═════ TEXTO CITADO ═════

Talentos dançantes

Artigo escrito por Edgard Steffen

Por Cruzeiro do Sul

Tanto tiempo disfrutamos de este amor
Nuestras almas se acercaron tanto asi
Que yo guardo tu sabor, pero tu levas
también sabor a mi.
(Sucesso de Eydie Gormè e Los Panchos)

Posso dizer que sou do tempo em que “Sabor a Mi” ainda não virara tempero. Os versos vieram-me à mente com a leitura de artigo especial para o Estadão¹.

Luiz Carlos Merten aborda o novo filme “Cry Macho - o Caminho para Redenção” dirigido e estrelado por Clint Eastwood. Aos 91 anos o ator/diretor continua ativo e dá credibilidade aos velhos personagens que dirige/interpreta. Você pode até não gostar dele pelo viés machista, conservador, republicano (foi prefeito de Carmel-by-the-sea, Calif. USA), mas não poderá negar que dirige e produz bons filmes. Celebrizado nos faroestes espaguete como pistoleiro sem nome, empoeirado sob um poncho ensebado, barba por fazer e cigarrilha onipresente nos lábios, mudou o estereótipo dos heróis nos faroestes americanos. Em 1992 produziu, dirigiu e interpretou “Os imperdoáveis”, filme considerado “cultural, histórico e esteticamente significativo” pela Biblioteca do Congresso dos USA (2004). Faturou quatro óscares, inclusive o de melhor filme e melhor diretor. Perdeu na categoria Ator Principal para Al Pacino. Em “Perfume de mulher”, inesquecível a cena em que Pacino vivendo um militar cego rodopia e cruza pernas com a bela Gabrielle Anwar, ao som de “Por una cabeza”. A cena do tango ajudou na fatura do Oscar.

No mais novo filme, Clint Eastwood também dança. Em vez de tango, bolero. Enlaça uma viúva e deslisa “Sabor a mi”, um dos maiores sucessos de Eydie Gormè.

Na Indaiatuba, dos anos 40/50, havia cinema e bar lindeiros, ambos com nome Rex. O bar necessário à inocente boemia interiorana, sem drogas, baladas ou ficadas. Alguns dos enturmados sequer bebiam. O Rex era diferente do modelo usual dos bares: casa adaptada, com jardim e quintal, quartos transformados em salas, com alguma privacidade. Ali comemorávamos aniversários, vitórias esportivas ou simplesmente jogávamos conversa fora. O episódio que vou narrar, foi retirado de um livro de crônicas indaiatubanas “Nos tempos do Bar Rex” (1949-1974)².

═════

(EXERCÍCIOS PROPOSTOS)
- A) De acordo com a crônica, quantos óscares o filme "Os imperdoáveis" faturou?
- B) Dê sequência à crônica sobre Clint Eastwood e o Bar Rex a partir do ponto em que ela termina.
As linhas apresentadas não têm relação com a crônica.

═════ LINHAS APRESENTADAS ═════

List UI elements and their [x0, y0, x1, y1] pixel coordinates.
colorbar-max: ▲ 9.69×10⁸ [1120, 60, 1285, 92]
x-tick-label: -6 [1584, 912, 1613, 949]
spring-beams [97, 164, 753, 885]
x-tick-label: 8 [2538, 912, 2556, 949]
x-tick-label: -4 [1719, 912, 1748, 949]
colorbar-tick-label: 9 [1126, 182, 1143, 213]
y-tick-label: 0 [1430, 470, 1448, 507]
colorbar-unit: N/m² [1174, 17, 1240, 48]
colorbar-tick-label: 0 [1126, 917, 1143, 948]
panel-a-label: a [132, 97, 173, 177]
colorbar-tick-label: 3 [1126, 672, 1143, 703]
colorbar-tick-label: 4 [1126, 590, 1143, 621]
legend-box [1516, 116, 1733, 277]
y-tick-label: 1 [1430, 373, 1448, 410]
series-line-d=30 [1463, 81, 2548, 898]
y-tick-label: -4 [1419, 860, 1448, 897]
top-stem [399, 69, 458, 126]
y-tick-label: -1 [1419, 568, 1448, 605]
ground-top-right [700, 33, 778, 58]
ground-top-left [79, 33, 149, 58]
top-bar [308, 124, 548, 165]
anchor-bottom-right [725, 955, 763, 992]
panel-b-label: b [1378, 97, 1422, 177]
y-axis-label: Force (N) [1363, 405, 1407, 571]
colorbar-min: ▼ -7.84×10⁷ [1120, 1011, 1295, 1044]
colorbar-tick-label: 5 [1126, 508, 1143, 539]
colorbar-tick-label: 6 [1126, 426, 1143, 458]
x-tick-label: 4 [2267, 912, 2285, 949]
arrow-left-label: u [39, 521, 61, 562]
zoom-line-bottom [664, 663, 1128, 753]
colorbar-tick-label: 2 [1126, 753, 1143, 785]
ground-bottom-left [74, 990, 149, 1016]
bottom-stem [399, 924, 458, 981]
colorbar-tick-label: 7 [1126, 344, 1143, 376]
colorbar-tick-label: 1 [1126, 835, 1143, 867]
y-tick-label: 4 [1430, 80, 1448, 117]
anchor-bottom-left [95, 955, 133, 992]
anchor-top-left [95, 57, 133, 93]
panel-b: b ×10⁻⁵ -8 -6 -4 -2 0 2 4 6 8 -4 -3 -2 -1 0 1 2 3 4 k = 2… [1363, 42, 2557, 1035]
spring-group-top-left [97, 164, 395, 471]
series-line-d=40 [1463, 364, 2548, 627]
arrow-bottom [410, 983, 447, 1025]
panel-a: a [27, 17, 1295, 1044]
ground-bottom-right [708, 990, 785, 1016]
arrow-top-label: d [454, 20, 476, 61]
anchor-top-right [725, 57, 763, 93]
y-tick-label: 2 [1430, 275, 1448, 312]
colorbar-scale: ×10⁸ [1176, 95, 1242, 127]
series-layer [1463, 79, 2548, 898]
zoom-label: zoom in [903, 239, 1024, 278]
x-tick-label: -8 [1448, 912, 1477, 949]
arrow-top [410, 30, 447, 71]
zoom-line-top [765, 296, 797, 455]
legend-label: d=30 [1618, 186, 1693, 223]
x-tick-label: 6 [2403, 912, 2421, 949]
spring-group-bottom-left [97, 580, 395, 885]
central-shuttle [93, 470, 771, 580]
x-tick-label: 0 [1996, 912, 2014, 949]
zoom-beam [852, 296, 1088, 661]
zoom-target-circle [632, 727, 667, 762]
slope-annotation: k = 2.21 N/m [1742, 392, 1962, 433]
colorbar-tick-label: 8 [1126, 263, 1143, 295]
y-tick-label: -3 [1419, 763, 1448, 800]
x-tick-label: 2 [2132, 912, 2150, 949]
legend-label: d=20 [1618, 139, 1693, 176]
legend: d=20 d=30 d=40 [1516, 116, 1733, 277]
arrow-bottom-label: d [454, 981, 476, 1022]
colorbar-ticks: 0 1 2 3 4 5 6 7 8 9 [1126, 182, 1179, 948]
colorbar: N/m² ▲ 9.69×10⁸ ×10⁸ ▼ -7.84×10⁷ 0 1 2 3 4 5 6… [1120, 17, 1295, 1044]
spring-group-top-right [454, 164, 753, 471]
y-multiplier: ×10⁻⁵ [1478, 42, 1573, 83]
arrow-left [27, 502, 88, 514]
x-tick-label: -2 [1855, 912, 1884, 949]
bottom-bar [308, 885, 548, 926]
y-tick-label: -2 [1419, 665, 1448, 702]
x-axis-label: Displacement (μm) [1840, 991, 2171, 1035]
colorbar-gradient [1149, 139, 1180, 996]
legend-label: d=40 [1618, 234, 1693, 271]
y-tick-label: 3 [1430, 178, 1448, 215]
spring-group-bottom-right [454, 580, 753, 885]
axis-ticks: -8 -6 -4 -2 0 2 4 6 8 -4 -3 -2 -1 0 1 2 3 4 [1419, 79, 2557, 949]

═════

(RESPOSTAS EM ORDEM)
- A) Quatro óscares.

- B)
Em Nova York (1944), grupo afinadíssimo formado pelo porto-riquenho Hernando Aulez e dois mexicanos Alfredo Gil e Chucho Navarro mostraria ao mundo que boleros ficavam agradáveis cantados em trio. A eles juntar-se-ia Eydie Gormè (Edith Gormezano) talentosa cantora americana da época. O trio tornado quarteto vendeu milhões de discos, do 78 rpm ao vinil.

Em 1957, excursionando pelo Brasil, o Trio Los Panchos (Gormé já deixara o grupo) apresentou-se no Cine Rex. Casa cheia. Cadê o Alfredo Gil?!? Nada de começar o show. Dois desenxabidos artistas entraram no palco e começaram cantar. Cessado o falatório da plateia, irritadiça pelo atraso, gritos e pancadas puderam ser ouvidas. Vinham do fundo da coxia. O gerente da casa, em ansiosa pressa para assistir ao show internacional, trancara o sanitário por fora sem perceber que havia gente dentro. Não foi “pancho” -- homem calmo, tranquilo, em tradução literal -- o liberto do insólito cárcere. O furibundo mexicano correu ao palco para completar o trio, sem esquecer de brindar seu carcereiro com impropérios destinados a enlamear a reputação “de las madres” em qualquer idioma ou qualquer país.

O episódio demonstra que um trio vocal costuma ser composto por três cantores. Mas, assim como nas pesquisas de opinião ou voto, considerada a margem de erro, pode variar de dois a quatro.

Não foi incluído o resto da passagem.